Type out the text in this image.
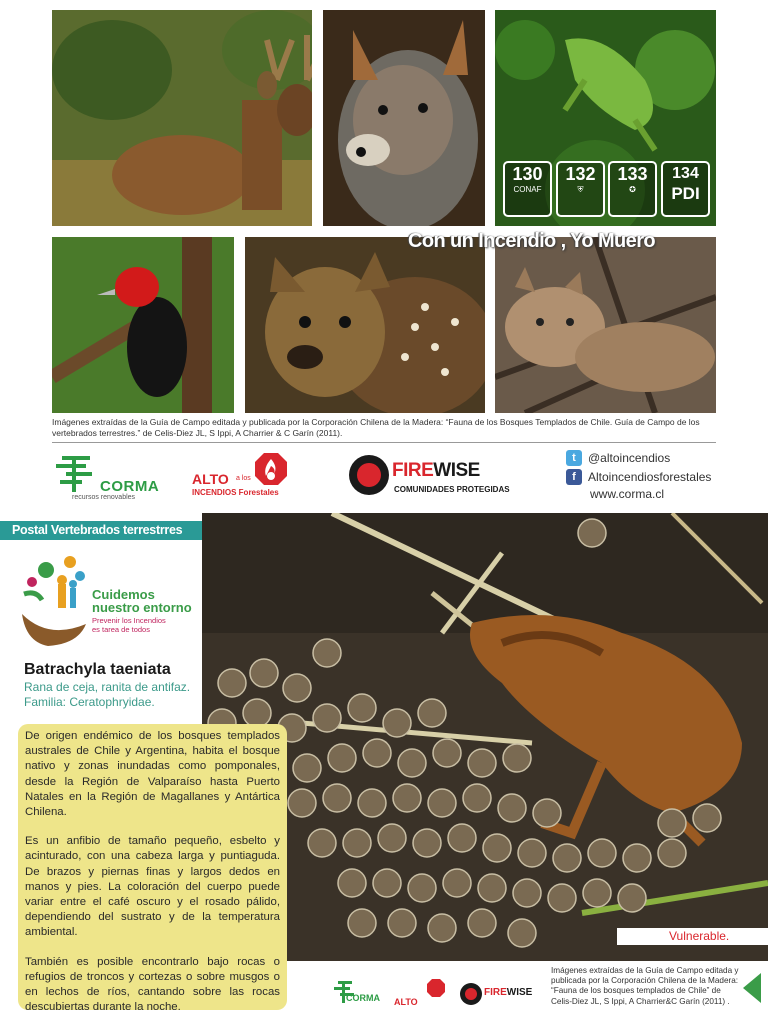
130
CONAF
132
⛨
133
✪
134
PDI
Con un Incendio , Yo Muero
Imágenes extraídas de la Guía de Campo editada y publicada por la Corporación Chilena de la Madera: “Fauna de los Bosques Templados de Chile. Guía de Campo de los vertebrados terrestres.” de Celis-Diez JL, S Ippi, A Charrier & C Garín (2011).
CORMA
recursos renovables
ALTO a los
INCENDIOS Forestales
FIREWISE
COMUNIDADES PROTEGIDAS
t	@altoincendios
f	Altoincendiosforestales
www.corma.cl
Postal Vertebrados terrestrres
Cuidemos
nuestro entorno
Prevenir los Incendios
es tarea de todos
Batrachyla taeniata
Rana de ceja, ranita de antifaz.
Familia: Ceratophryidae.

De origen endémico de los bosques templados australes de Chile y Argentina, habita el bosque nativo y zonas inundadas como pomponales, desde la Región de Valparaíso hasta Puerto Natales en la Región de Magallanes y Antártica Chilena.

Es un anfibio de tamaño pequeño, esbelto y acinturado, con una cabeza larga y puntiaguda. De brazos y piernas finas y largos dedos en manos y pies. La coloración del cuerpo puede variar entre el café oscuro y el rosado pálido, dependiendo del sustrato y de la temperatura ambiental.

También es posible encontrarlo bajo rocas o refugios de troncos y cortezas o sobre musgos o en lechos de ríos, cantando sobre las rocas descubiertas durante la noche.

Vulnerable.
CORMA ALTO
FIREWISE
Imágenes extraídas de la Guía de Campo editada y publicada por la Corporación Chilena de la Madera: “Fauna de los bosques templados de Chile” de Celis-Diez JL, S Ippi, A Charrier&C Garín (2011) .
=-=-=
* What you are asked to do
Leave the pictures behind and transcribe every record above exactly.

* Exercise answer
Type out the text in this image.
130
CONAF
132
⛨
133
✪
134
PDI
Con un Incendio , Yo Muero
Imágenes extraídas de la Guía de Campo editada y publicada por la Corporación Chilena de la Madera: “Fauna de los Bosques Templados de Chile. Guía de Campo de los vertebrados terrestres.” de Celis-Diez JL, S Ippi, A Charrier & C Garín (2011).
CORMA
recursos renovables
ALTO a los
INCENDIOS Forestales
FIREWISE
COMUNIDADES PROTEGIDAS
t	@altoincendios
f	Altoincendiosforestales
www.corma.cl
Postal Vertebrados terrestrres
Cuidemos
nuestro entorno
Prevenir los Incendios
es tarea de todos
Batrachyla taeniata
Rana de ceja, ranita de antifaz.
Familia: Ceratophryidae.

De origen endémico de los bosques templados australes de Chile y Argentina, habita el bosque nativo y zonas inundadas como pomponales, desde la Región de Valparaíso hasta Puerto Natales en la Región de Magallanes y Antártica Chilena.

Es un anfibio de tamaño pequeño, esbelto y acinturado, con una cabeza larga y puntiaguda. De brazos y piernas finas y largos dedos en manos y pies. La coloración del cuerpo puede variar entre el café oscuro y el rosado pálido, dependiendo del sustrato y de la temperatura ambiental.

También es posible encontrarlo bajo rocas o refugios de troncos y cortezas o sobre musgos o en lechos de ríos, cantando sobre las rocas descubiertas durante la noche.

Vulnerable.
CORMA ALTO
FIREWISE
Imágenes extraídas de la Guía de Campo editada y publicada por la Corporación Chilena de la Madera: “Fauna de los bosques templados de Chile” de Celis-Diez JL, S Ippi, A Charrier&C Garín (2011) .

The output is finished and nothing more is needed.